**ÉNONCÉ 1**
Répondez aux questions suivantes à partir de la notice sur Théodore de Banville.
(a) Dans quelle ville et à quelle date Théodore de Banville est-il né ?
(b) Sous quel titre les pièces satiriques parues dans La Silhouette et Le Corsaire ont-elles été réunies en 1856 ?
(c) Dans quelle revue, et en quelle année, a paru le propos de Charles Asselineau sur Les Odelettes ?

**EXTRAIT**
══════════
Les Poètes du terroir T I/Th. de Banville

Les Poètes du terroir du XVe au XXe siècleLibrairie Ch. Delagrave Tome premier (p. 224-227).

THÉODORE DE BANVILLE

(1823-1891)


Fils d’un capitaine de vaisseau, Théodore Faullin de Banville naquit à Moulins le 14 mars 1823 et mourut à Paris en 1891. Venu jeune à Paris, il achevait à peine ses études quand il se fit connaître par deux recueils de poèmes : Les Cariatides (Paris, Pilon, 1842, in-8o), et Les Stalactites (ibid., Paulin, 1846, in-8o). Quelques années après, il ajoutait un nouveau volume à ces premiers essais : Les Odelettes (Paris, 1856, in-16). M. Charles Asselineau écrivait à propos de ce livre : « On peut différer de sentiment sur la poésie de M. de Banville et sur la nature de ses inspirations ; mais ce qu’on ne peut méconnaître dès la première lecture, c’est que l’effort est complet, et qu’aucune négligence, aucune transaction, ne s’est interposée entre le poète et son but… » (Revue française, 1856, 6e vol.)

Rompu à toutes les difficultés du rythme et de la rime, Théodore de Banville acquit bientôt la consécration des lettres en faisant paraître dans La Silhouette et Le Corsaire une série de pièces satiriques qui, réunies en 1856, sous le titre d’Odes funambulesques, furent, dit-on, les débuts de Poulet-Malassis comme éditeur. Après les Odes funambulesques, fantaisies imprévues « aux gammes tournoyantes d’allégresse », vinrent Poésies complètes (1841-1854). Les Cariatides, les Stalactites, Odelettes, le Sang de la Coupe, la Malédiction de Vénus (Paris, Poulet-Malassis, 1857, in-8o) ; Paris et le Nouveau Louvre (ibid., 1857, in-8o) ; Les Exilés (Paris, Lemerre, 1867, {{in-12{{) ; Nouvelles Odes funambulesques (ibid., 1869, in-12) ; Idylles prussiennes (ibid., 1871, in-12) ; — Théophile Gautier, Ode (ibid., 1872, petit in-16) ; Princesses (ibid., 1874, in-12) ; Trente-Six Ballades joyeuses (ibid., 1875, in-12), etc. ; et plus tard, Le Forgeron (Paris, Lemerre, 1887, in-12) ; Nous tous, Sonnailles et Clochettes (ibid., 1890, in-12) ; Occidentales, Rimes dorées (Paris, Charpentier, 1892, in-12) ; Dans la Fournaise (ibid., 1892, in-12), etc., enfin un recueil de ses Poésies complètes (Paris, Charpentier, 1878-1879, et Paris, Lemerre, 1879-1889, 3 vol. in-16).
══════════
**DONNÉES PRÉSENTÉES**
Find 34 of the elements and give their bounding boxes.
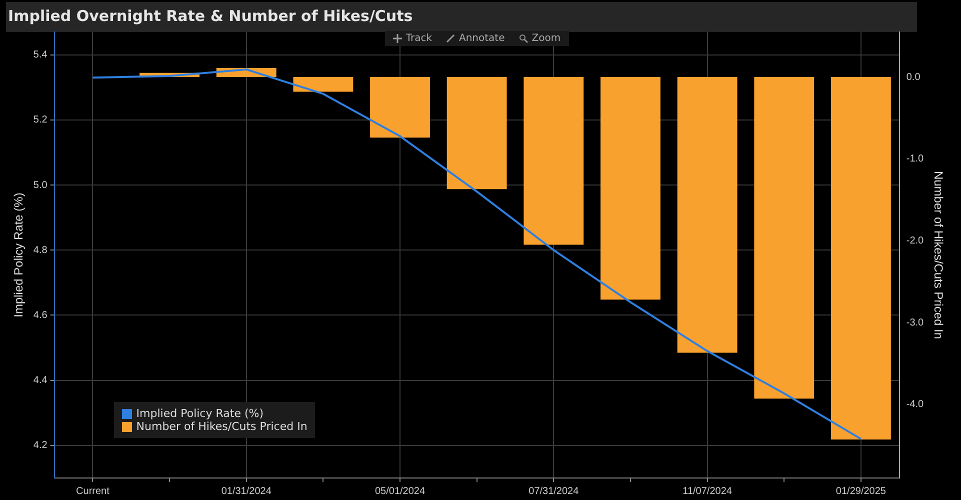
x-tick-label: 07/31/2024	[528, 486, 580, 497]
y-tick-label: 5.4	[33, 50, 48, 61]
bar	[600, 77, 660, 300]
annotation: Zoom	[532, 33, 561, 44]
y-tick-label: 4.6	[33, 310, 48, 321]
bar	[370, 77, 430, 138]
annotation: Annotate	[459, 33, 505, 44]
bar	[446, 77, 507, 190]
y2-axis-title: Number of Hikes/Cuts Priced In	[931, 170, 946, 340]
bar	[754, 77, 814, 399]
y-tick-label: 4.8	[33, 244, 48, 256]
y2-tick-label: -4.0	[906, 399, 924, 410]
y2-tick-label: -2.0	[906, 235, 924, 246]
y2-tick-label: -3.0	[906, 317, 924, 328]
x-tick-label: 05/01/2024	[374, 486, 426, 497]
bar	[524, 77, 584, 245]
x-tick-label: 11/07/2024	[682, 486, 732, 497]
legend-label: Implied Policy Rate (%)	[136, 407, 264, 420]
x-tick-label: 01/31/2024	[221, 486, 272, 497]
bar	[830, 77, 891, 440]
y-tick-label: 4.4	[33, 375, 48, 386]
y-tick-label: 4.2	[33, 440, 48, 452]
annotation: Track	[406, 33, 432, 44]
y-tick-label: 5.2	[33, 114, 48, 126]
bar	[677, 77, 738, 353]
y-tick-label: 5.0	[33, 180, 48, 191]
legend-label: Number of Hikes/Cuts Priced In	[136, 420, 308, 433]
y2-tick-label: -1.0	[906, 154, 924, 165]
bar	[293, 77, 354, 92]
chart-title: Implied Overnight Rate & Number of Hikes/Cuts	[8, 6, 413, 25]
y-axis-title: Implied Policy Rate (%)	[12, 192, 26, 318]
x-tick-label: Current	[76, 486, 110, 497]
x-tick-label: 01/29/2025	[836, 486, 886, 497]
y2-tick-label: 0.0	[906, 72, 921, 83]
══════════
**ÉNONCÉ 2**
Reproduisez à l'identique les lignes des enregistrements situées entre la ligne contenant « 486, 580, 497] » et celle contenant « 244, 48, 256] », ces deux lignes comprises.

**CORRIGÉ COMPLET 1**
(a) Il est né à Moulins le 14 mars 1823.
(b) Elles ont été réunies sous le titre d'Odes funambulesques.
(c) Ce propos a paru dans la Revue française, en 1856.

**CORRIGÉ COMPLET 2**
x-tick-label: 07/31/2024	[528, 486, 580, 497]
y-tick-label: 5.4	[33, 50, 48, 61]
bar	[600, 77, 660, 300]
annotation: Zoom	[532, 33, 561, 44]
y-tick-label: 4.6	[33, 310, 48, 321]
bar	[370, 77, 430, 138]
annotation: Annotate	[459, 33, 505, 44]
bar	[446, 77, 507, 190]
y2-axis-title: Number of Hikes/Cuts Priced In	[931, 170, 946, 340]
bar	[754, 77, 814, 399]
y-tick-label: 4.8	[33, 244, 48, 256]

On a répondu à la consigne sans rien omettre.